What to do
Output all the entries word for word. Omit the pictures.

Listing
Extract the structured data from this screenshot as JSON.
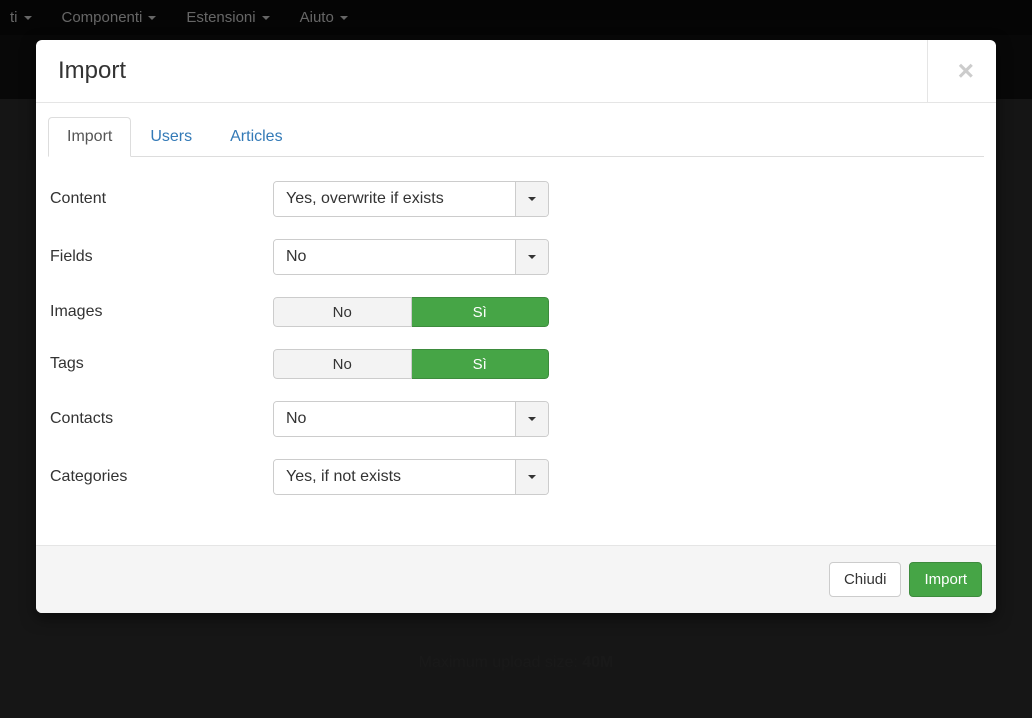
{
  "backdrop": {
    "nav": [
      "ti",
      "Componenti",
      "Estensioni",
      "Aiuto"
    ],
    "upload_label": "Maximum upload size: ",
    "upload_value": "40M"
  },
  "modal": {
    "title": "Import",
    "close_glyph": "×",
    "tabs": [
      {
        "label": "Import",
        "active": true
      },
      {
        "label": "Users",
        "active": false
      },
      {
        "label": "Articles",
        "active": false
      }
    ],
    "fields": {
      "content": {
        "label": "Content",
        "type": "select",
        "value": "Yes, overwrite if exists"
      },
      "fields": {
        "label": "Fields",
        "type": "select",
        "value": "No"
      },
      "images": {
        "label": "Images",
        "type": "toggle",
        "no": "No",
        "yes": "Sì",
        "selected": "yes"
      },
      "tags": {
        "label": "Tags",
        "type": "toggle",
        "no": "No",
        "yes": "Sì",
        "selected": "yes"
      },
      "contacts": {
        "label": "Contacts",
        "type": "select",
        "value": "No"
      },
      "categories": {
        "label": "Categories",
        "type": "select",
        "value": "Yes, if not exists"
      }
    },
    "footer": {
      "close": "Chiudi",
      "import": "Import"
    }
  }
}
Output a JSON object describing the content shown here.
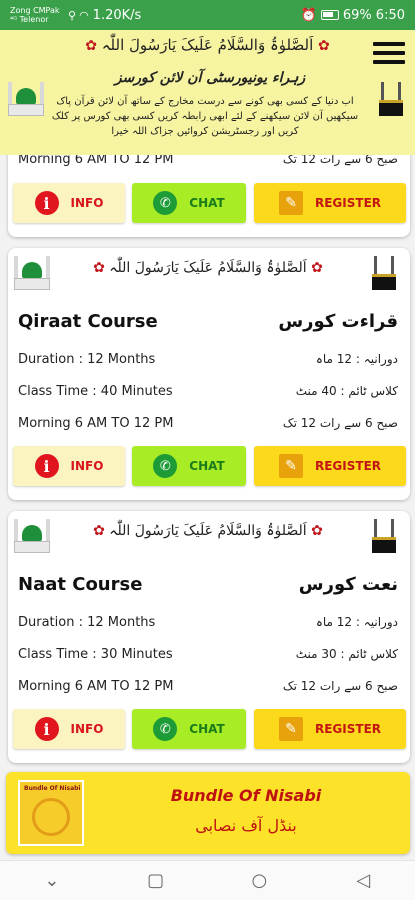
{
  "status_bar": {
    "carrier": "Zong CMPak ⁴ᴳ Telenor",
    "speed": "1.20K/s",
    "battery": "69%",
    "time": "6:50"
  },
  "header": {
    "salawat": "اَلصَّلوٰۃُ وَالسَّلَامُ عَلَیکَ یَارَسُولَ اللّٰہ",
    "title": "زہراء یونیورسٹی آن لائن کورسز",
    "description": "اب دنیا کے کسی بھی کونے سے درست مخارج کے ساتھ آن لائن قرآن پاک سیکھیں آن لائن سیکھنے کے لئے ابھی رابطہ کریں کسی بھی کورس پر کلک کریں اور رجسٹریشن کروائیں جزاک اللہ خیرا"
  },
  "buttons": {
    "info": "INFO",
    "chat": "CHAT",
    "register": "REGISTER"
  },
  "partial_card": {
    "timing_en": "Morning 6 AM TO 12 PM",
    "timing_ur": "صبح 6 سے رات 12 تک"
  },
  "courses": [
    {
      "salawat": "اَلصَّلوٰۃُ وَالسَّلَامُ عَلَیکَ یَارَسُولَ اللّٰہ",
      "name_en": "Qiraat Course",
      "name_ur": "قراءت کورس",
      "duration_en": "Duration : 12 Months",
      "duration_ur": "دورانیہ : 12 ماہ",
      "class_time_en": "Class Time : 40 Minutes",
      "class_time_ur": "کلاس ٹائم : 40 منٹ",
      "timing_en": "Morning 6 AM TO 12 PM",
      "timing_ur": "صبح 6 سے رات 12 تک"
    },
    {
      "salawat": "اَلصَّلوٰۃُ وَالسَّلَامُ عَلَیکَ یَارَسُولَ اللّٰہ",
      "name_en": "Naat Course",
      "name_ur": "نعت کورس",
      "duration_en": "Duration : 12 Months",
      "duration_ur": "دورانیہ : 12 ماہ",
      "class_time_en": "Class Time : 30 Minutes",
      "class_time_ur": "کلاس ٹائم : 30 منٹ",
      "timing_en": "Morning 6 AM TO 12 PM",
      "timing_ur": "صبح 6 سے رات 12 تک"
    }
  ],
  "bundle": {
    "logo_text": "Bundle Of Nisabi",
    "title_en": "Bundle Of Nisabi",
    "title_ur": "بنڈل آف نصابی"
  },
  "icons": {
    "menu": "hamburger-menu-icon",
    "info": "info-icon",
    "chat": "whatsapp-icon",
    "register": "register-form-icon"
  },
  "colors": {
    "status_bar": "#3aa14a",
    "header_bg": "#f6f4a0",
    "info_btn": "#fbf3c0",
    "chat_btn": "#a8ec26",
    "register_btn": "#fcd91a"
  }
}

Solution for this exercise
Extract the structured data from this screenshot as JSON.
{
  "backdrop": {
    "nav": [
      "ti",
      "Componenti",
      "Estensioni",
      "Aiuto"
    ],
    "upload_label": "Maximum upload size: ",
    "upload_value": "40M"
  },
  "modal": {
    "title": "Import",
    "close_glyph": "×",
    "tabs": [
      {
        "label": "Import",
        "active": true
      },
      {
        "label": "Users",
        "active": false
      },
      {
        "label": "Articles",
        "active": false
      }
    ],
    "fields": {
      "content": {
        "label": "Content",
        "type": "select",
        "value": "Yes, overwrite if exists"
      },
      "fields": {
        "label": "Fields",
        "type": "select",
        "value": "No"
      },
      "images": {
        "label": "Images",
        "type": "toggle",
        "no": "No",
        "yes": "Sì",
        "selected": "yes"
      },
      "tags": {
        "label": "Tags",
        "type": "toggle",
        "no": "No",
        "yes": "Sì",
        "selected": "yes"
      },
      "contacts": {
        "label": "Contacts",
        "type": "select",
        "value": "No"
      },
      "categories": {
        "label": "Categories",
        "type": "select",
        "value": "Yes, if not exists"
      }
    },
    "footer": {
      "close": "Chiudi",
      "import": "Import"
    }
  }
}
Output a JSON object describing the content shown here.
{
  "status_bar": {
    "carrier": "Zong CMPak ⁴ᴳ Telenor",
    "speed": "1.20K/s",
    "battery": "69%",
    "time": "6:50"
  },
  "header": {
    "salawat": "اَلصَّلوٰۃُ وَالسَّلَامُ عَلَیکَ یَارَسُولَ اللّٰہ",
    "title": "زہراء یونیورسٹی آن لائن کورسز",
    "description": "اب دنیا کے کسی بھی کونے سے درست مخارج کے ساتھ آن لائن قرآن پاک سیکھیں آن لائن سیکھنے کے لئے ابھی رابطہ کریں کسی بھی کورس پر کلک کریں اور رجسٹریشن کروائیں جزاک اللہ خیرا"
  },
  "buttons": {
    "info": "INFO",
    "chat": "CHAT",
    "register": "REGISTER"
  },
  "partial_card": {
    "timing_en": "Morning 6 AM TO 12 PM",
    "timing_ur": "صبح 6 سے رات 12 تک"
  },
  "courses": [
    {
      "salawat": "اَلصَّلوٰۃُ وَالسَّلَامُ عَلَیکَ یَارَسُولَ اللّٰہ",
      "name_en": "Qiraat Course",
      "name_ur": "قراءت کورس",
      "duration_en": "Duration : 12 Months",
      "duration_ur": "دورانیہ : 12 ماہ",
      "class_time_en": "Class Time : 40 Minutes",
      "class_time_ur": "کلاس ٹائم : 40 منٹ",
      "timing_en": "Morning 6 AM TO 12 PM",
      "timing_ur": "صبح 6 سے رات 12 تک"
    },
    {
      "salawat": "اَلصَّلوٰۃُ وَالسَّلَامُ عَلَیکَ یَارَسُولَ اللّٰہ",
      "name_en": "Naat Course",
      "name_ur": "نعت کورس",
      "duration_en": "Duration : 12 Months",
      "duration_ur": "دورانیہ : 12 ماہ",
      "class_time_en": "Class Time : 30 Minutes",
      "class_time_ur": "کلاس ٹائم : 30 منٹ",
      "timing_en": "Morning 6 AM TO 12 PM",
      "timing_ur": "صبح 6 سے رات 12 تک"
    }
  ],
  "bundle": {
    "logo_text": "Bundle Of Nisabi",
    "title_en": "Bundle Of Nisabi",
    "title_ur": "بنڈل آف نصابی"
  },
  "icons": {
    "menu": "hamburger-menu-icon",
    "info": "info-icon",
    "chat": "whatsapp-icon",
    "register": "register-form-icon"
  },
  "colors": {
    "status_bar": "#3aa14a",
    "header_bg": "#f6f4a0",
    "info_btn": "#fbf3c0",
    "chat_btn": "#a8ec26",
    "register_btn": "#fcd91a"
  }
}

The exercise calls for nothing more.